> SET EXERCISE:
Reproduce all lines of the listing below in which the word "Adresa" occurs.

> PROVIDED DATA:
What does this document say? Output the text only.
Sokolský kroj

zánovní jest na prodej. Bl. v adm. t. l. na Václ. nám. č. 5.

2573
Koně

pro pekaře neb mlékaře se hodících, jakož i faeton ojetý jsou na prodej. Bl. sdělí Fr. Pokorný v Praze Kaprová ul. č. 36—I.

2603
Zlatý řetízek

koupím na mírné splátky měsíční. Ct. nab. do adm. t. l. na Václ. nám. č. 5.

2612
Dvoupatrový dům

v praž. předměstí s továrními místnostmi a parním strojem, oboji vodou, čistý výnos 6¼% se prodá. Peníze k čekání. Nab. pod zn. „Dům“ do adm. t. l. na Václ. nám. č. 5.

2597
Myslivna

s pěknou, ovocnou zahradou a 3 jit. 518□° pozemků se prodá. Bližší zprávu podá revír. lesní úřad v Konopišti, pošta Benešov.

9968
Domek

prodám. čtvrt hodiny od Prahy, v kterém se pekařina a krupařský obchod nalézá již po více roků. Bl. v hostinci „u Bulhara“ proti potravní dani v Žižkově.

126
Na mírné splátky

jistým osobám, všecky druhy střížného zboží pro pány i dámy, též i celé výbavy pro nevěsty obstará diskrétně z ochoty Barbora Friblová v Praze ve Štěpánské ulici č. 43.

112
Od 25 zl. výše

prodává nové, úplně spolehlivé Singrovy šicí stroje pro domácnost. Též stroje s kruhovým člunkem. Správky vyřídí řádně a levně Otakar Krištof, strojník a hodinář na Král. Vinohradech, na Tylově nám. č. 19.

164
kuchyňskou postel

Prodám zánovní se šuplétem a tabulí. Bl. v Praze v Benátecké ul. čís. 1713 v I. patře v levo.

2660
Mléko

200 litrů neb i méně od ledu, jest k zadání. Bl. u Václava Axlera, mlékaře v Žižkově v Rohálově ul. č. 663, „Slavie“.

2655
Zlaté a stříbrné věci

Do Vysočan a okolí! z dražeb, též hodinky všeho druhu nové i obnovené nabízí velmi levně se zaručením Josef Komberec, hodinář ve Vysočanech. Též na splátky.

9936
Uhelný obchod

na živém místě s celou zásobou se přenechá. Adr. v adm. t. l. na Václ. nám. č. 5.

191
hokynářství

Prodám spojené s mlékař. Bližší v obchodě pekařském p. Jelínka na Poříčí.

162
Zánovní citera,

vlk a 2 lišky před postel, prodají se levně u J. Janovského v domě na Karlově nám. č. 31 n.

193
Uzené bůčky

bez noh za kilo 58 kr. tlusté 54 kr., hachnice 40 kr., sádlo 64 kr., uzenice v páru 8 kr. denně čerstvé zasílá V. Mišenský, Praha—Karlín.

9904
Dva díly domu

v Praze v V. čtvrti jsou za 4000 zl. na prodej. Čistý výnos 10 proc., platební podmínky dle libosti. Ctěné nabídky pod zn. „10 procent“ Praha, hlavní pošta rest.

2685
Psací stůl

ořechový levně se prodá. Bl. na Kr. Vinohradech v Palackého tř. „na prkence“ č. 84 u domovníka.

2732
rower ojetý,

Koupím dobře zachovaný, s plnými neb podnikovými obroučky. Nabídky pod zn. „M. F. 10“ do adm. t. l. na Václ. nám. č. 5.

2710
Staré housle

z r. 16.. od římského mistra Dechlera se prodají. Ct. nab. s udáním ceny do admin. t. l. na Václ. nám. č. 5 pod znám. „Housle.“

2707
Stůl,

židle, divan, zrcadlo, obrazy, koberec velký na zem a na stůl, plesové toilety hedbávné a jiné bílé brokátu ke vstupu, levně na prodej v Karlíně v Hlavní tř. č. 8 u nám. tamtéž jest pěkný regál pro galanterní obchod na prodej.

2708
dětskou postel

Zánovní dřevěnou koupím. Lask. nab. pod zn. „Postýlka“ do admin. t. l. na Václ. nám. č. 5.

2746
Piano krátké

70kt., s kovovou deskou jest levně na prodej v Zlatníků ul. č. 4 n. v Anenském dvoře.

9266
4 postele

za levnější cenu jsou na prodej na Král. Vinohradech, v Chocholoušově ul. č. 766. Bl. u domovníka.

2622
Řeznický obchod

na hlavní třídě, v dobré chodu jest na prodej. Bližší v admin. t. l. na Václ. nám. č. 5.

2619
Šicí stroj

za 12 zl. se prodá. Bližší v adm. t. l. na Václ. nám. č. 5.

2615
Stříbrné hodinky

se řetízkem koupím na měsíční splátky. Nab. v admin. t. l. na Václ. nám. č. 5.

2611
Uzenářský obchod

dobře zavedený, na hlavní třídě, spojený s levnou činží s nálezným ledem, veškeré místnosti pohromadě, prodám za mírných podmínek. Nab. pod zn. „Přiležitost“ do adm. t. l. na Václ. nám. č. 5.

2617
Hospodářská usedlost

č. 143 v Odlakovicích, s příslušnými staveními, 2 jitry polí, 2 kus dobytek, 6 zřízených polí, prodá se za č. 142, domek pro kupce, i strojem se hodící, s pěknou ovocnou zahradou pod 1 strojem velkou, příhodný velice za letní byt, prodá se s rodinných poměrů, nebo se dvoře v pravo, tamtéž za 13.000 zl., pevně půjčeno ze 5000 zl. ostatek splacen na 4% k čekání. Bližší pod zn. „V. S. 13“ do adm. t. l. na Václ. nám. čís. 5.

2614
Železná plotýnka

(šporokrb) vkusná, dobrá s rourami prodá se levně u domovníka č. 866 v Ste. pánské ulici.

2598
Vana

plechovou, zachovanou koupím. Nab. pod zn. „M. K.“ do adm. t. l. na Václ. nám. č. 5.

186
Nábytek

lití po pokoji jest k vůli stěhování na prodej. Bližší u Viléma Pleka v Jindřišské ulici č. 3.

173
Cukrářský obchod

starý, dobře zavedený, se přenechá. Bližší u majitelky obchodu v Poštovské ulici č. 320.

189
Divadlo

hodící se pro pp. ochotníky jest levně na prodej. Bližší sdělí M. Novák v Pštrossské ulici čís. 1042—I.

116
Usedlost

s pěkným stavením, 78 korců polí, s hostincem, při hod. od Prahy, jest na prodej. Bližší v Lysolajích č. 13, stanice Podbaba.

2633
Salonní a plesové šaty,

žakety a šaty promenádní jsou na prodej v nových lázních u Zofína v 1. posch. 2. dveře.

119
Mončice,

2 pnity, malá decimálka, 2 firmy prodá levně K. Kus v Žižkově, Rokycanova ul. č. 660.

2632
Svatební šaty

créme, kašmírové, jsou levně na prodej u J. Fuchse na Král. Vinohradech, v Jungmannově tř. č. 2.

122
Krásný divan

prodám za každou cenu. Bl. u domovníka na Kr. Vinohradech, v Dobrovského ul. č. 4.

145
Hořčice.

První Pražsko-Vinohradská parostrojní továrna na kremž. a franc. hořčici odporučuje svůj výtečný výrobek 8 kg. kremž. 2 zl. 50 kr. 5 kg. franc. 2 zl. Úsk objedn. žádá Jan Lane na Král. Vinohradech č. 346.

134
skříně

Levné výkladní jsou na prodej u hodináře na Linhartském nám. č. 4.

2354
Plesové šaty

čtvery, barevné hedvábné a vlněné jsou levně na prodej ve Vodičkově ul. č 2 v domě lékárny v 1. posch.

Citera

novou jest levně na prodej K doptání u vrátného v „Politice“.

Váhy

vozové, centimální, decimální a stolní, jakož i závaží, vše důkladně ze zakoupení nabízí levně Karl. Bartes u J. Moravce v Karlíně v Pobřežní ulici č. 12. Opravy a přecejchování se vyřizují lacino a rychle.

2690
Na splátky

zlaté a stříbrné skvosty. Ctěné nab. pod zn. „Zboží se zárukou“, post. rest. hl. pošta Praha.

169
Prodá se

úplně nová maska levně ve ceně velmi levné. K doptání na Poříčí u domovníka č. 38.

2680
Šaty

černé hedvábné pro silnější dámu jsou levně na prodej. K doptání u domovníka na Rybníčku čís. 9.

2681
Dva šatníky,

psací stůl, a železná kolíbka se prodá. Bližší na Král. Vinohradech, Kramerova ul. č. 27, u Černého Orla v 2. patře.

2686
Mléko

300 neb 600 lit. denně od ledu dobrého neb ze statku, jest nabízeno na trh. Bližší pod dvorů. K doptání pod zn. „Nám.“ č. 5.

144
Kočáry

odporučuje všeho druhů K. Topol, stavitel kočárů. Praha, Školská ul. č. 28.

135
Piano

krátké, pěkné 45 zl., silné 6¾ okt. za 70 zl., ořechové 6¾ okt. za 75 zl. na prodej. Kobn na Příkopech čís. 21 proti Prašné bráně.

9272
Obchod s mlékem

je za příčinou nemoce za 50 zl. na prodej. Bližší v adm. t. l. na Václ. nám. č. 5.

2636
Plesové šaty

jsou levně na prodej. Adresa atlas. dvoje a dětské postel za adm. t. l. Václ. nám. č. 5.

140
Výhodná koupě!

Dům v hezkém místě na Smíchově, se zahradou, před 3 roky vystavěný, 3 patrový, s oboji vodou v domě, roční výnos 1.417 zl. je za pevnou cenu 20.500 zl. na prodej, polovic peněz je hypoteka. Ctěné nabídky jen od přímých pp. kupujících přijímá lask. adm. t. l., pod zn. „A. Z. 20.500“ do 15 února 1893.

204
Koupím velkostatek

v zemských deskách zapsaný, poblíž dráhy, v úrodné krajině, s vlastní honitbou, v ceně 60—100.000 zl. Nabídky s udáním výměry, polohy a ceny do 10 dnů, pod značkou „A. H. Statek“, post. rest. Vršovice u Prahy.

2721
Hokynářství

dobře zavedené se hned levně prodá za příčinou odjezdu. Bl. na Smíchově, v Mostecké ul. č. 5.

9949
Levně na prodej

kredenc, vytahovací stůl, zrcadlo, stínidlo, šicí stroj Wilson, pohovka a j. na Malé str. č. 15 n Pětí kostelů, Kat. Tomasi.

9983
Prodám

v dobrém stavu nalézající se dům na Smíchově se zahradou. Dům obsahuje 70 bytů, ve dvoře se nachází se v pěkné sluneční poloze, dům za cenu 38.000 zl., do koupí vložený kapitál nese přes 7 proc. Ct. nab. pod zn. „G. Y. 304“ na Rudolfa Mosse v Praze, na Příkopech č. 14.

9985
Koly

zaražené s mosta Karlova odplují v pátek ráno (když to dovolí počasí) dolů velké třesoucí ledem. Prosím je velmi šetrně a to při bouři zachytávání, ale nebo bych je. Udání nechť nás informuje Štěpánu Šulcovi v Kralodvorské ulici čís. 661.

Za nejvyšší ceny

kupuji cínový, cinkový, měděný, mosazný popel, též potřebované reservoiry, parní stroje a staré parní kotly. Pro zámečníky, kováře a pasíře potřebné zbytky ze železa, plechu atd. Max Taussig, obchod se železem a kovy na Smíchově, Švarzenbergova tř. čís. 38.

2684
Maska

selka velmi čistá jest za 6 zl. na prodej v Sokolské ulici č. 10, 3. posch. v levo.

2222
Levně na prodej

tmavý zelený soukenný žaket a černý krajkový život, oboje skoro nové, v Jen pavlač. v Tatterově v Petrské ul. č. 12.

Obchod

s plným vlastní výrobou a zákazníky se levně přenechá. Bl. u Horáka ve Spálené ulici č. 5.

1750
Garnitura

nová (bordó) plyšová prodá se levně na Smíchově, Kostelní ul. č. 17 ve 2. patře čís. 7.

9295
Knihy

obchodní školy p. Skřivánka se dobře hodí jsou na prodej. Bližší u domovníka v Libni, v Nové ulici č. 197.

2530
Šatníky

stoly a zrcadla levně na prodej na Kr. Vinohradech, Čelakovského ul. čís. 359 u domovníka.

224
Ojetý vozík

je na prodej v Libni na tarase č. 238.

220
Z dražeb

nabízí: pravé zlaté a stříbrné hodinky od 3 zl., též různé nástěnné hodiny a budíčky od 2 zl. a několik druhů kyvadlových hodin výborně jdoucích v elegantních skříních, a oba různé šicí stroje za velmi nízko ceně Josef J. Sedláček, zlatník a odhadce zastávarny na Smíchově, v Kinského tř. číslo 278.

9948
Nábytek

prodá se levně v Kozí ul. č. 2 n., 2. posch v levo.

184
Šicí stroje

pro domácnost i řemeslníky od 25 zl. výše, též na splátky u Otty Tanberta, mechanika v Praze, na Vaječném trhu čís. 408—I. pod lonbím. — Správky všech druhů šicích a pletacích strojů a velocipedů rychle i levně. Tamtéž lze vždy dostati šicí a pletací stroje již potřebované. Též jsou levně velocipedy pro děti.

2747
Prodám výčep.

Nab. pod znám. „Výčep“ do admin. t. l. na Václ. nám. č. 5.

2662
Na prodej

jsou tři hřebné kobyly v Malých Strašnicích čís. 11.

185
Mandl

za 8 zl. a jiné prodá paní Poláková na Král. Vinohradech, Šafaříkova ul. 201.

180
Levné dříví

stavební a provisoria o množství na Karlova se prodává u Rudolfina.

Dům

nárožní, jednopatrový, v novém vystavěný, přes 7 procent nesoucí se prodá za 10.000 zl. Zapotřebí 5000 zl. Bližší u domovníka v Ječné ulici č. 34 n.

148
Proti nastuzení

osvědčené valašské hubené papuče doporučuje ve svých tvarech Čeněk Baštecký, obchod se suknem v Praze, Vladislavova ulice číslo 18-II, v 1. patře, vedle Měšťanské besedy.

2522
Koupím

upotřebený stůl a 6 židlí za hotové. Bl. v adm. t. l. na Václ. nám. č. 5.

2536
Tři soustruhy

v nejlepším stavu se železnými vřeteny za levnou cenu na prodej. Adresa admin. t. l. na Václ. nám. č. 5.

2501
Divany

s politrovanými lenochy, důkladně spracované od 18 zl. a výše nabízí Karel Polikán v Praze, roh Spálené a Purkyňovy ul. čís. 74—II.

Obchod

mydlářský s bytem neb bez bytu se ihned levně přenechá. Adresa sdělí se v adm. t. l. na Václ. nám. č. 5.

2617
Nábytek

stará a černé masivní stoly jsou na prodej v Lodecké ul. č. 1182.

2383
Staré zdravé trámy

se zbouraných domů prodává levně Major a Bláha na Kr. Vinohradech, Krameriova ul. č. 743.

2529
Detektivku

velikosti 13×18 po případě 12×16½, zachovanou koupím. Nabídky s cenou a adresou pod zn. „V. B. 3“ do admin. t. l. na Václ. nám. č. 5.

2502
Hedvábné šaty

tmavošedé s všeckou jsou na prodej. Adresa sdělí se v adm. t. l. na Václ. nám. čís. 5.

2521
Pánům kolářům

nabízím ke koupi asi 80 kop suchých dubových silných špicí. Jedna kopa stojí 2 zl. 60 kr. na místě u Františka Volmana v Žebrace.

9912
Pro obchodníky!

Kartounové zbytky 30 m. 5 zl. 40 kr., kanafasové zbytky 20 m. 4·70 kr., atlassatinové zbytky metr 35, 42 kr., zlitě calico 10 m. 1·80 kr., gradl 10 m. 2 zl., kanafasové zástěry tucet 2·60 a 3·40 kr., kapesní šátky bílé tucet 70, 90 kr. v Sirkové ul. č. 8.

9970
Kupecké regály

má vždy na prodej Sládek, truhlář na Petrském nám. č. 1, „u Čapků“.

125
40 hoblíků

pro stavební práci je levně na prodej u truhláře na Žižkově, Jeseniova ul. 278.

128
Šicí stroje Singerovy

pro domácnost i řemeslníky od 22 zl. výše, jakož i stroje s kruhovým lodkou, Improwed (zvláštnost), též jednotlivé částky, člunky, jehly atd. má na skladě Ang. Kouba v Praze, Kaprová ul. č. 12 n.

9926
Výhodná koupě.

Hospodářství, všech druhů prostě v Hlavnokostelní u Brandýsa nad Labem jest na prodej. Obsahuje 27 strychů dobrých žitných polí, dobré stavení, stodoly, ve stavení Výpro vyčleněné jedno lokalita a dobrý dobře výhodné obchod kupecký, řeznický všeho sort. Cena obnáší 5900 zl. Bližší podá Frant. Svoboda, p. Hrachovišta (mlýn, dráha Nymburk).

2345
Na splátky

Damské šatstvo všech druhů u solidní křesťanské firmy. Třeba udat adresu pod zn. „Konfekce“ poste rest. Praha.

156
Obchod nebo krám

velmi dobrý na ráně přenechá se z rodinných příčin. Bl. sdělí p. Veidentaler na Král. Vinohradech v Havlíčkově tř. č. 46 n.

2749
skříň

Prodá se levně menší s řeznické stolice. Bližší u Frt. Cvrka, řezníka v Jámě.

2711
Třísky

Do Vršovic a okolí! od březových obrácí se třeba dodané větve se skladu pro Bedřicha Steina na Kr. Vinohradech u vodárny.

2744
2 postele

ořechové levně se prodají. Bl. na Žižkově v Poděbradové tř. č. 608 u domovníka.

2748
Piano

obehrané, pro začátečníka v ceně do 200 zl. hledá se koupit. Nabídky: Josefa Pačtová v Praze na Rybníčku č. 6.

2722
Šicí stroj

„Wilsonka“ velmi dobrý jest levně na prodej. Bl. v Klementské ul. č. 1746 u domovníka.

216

> ANSWER BELOW:
jsou levně na prodej. Adresa atlas. dvoje a dětské postel za adm. t. l. Václ. nám. č. 5.
v nejlepším stavu se železnými vřeteny za levnou cenu na prodej. Adresa admin. t. l. na Václ. nám. č. 5.
mydlářský s bytem neb bez bytu se ihned levně přenechá. Adresa sdělí se v adm. t. l. na Václ. nám. č. 5.
tmavošedé s všeckou jsou na prodej. Adresa sdělí se v adm. t. l. na Václ. nám. čís. 5.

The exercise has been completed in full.